• [RECORD EXCERPTS]:
━━━━━━

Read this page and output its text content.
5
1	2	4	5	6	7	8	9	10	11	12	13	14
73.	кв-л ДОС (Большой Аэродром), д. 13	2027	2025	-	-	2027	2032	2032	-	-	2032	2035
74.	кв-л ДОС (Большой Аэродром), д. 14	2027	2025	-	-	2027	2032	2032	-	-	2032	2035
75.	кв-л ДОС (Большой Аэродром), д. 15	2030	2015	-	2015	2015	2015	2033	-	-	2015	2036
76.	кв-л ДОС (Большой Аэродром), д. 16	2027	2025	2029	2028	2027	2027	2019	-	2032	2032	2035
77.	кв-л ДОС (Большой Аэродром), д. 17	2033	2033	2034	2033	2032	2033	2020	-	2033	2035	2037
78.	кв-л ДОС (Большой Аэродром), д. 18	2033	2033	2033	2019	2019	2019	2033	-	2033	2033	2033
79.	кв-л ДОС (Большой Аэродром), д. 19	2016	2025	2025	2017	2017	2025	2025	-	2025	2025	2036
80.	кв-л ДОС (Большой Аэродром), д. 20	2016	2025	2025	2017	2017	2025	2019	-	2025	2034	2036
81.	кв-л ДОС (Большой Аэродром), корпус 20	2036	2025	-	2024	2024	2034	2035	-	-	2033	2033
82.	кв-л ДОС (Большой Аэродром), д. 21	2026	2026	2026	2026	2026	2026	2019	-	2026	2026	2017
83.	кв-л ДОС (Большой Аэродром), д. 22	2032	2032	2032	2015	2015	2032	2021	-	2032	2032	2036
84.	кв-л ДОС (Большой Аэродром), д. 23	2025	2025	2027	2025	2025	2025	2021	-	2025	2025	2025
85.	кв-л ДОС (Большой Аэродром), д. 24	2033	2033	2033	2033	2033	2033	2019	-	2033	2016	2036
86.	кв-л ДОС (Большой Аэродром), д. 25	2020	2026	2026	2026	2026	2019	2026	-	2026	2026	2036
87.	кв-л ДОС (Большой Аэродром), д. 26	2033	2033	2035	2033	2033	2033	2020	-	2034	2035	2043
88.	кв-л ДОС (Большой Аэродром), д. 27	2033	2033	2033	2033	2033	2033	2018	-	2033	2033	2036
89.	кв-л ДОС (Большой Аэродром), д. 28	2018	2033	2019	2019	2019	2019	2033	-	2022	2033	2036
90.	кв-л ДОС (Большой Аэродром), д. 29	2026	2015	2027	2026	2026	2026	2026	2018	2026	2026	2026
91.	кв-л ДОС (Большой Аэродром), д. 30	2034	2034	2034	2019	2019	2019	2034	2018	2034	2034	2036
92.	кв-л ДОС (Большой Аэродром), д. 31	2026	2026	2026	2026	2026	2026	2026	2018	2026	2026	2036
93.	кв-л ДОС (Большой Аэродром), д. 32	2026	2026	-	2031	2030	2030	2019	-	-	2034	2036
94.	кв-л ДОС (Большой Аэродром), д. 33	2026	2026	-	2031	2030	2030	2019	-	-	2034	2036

━━━━━━

• [PROBLEM]:
Restate the whole listing exactly, leaving out nothing.

• [TASK RESULT]:
Read this page and output its text content.
5
1	2	4	5	6	7	8	9	10	11	12	13	14
73.	кв-л ДОС (Большой Аэродром), д. 13	2027	2025	-	-	2027	2032	2032	-	-	2032	2035
74.	кв-л ДОС (Большой Аэродром), д. 14	2027	2025	-	-	2027	2032	2032	-	-	2032	2035
75.	кв-л ДОС (Большой Аэродром), д. 15	2030	2015	-	2015	2015	2015	2033	-	-	2015	2036
76.	кв-л ДОС (Большой Аэродром), д. 16	2027	2025	2029	2028	2027	2027	2019	-	2032	2032	2035
77.	кв-л ДОС (Большой Аэродром), д. 17	2033	2033	2034	2033	2032	2033	2020	-	2033	2035	2037
78.	кв-л ДОС (Большой Аэродром), д. 18	2033	2033	2033	2019	2019	2019	2033	-	2033	2033	2033
79.	кв-л ДОС (Большой Аэродром), д. 19	2016	2025	2025	2017	2017	2025	2025	-	2025	2025	2036
80.	кв-л ДОС (Большой Аэродром), д. 20	2016	2025	2025	2017	2017	2025	2019	-	2025	2034	2036
81.	кв-л ДОС (Большой Аэродром), корпус 20	2036	2025	-	2024	2024	2034	2035	-	-	2033	2033
82.	кв-л ДОС (Большой Аэродром), д. 21	2026	2026	2026	2026	2026	2026	2019	-	2026	2026	2017
83.	кв-л ДОС (Большой Аэродром), д. 22	2032	2032	2032	2015	2015	2032	2021	-	2032	2032	2036
84.	кв-л ДОС (Большой Аэродром), д. 23	2025	2025	2027	2025	2025	2025	2021	-	2025	2025	2025
85.	кв-л ДОС (Большой Аэродром), д. 24	2033	2033	2033	2033	2033	2033	2019	-	2033	2016	2036
86.	кв-л ДОС (Большой Аэродром), д. 25	2020	2026	2026	2026	2026	2019	2026	-	2026	2026	2036
87.	кв-л ДОС (Большой Аэродром), д. 26	2033	2033	2035	2033	2033	2033	2020	-	2034	2035	2043
88.	кв-л ДОС (Большой Аэродром), д. 27	2033	2033	2033	2033	2033	2033	2018	-	2033	2033	2036
89.	кв-л ДОС (Большой Аэродром), д. 28	2018	2033	2019	2019	2019	2019	2033	-	2022	2033	2036
90.	кв-л ДОС (Большой Аэродром), д. 29	2026	2015	2027	2026	2026	2026	2026	2018	2026	2026	2026
91.	кв-л ДОС (Большой Аэродром), д. 30	2034	2034	2034	2019	2019	2019	2034	2018	2034	2034	2036
92.	кв-л ДОС (Большой Аэродром), д. 31	2026	2026	2026	2026	2026	2026	2026	2018	2026	2026	2036
93.	кв-л ДОС (Большой Аэродром), д. 32	2026	2026	-	2031	2030	2030	2019	-	-	2034	2036
94.	кв-л ДОС (Большой Аэродром), д. 33	2026	2026	-	2031	2030	2030	2019	-	-	2034	2036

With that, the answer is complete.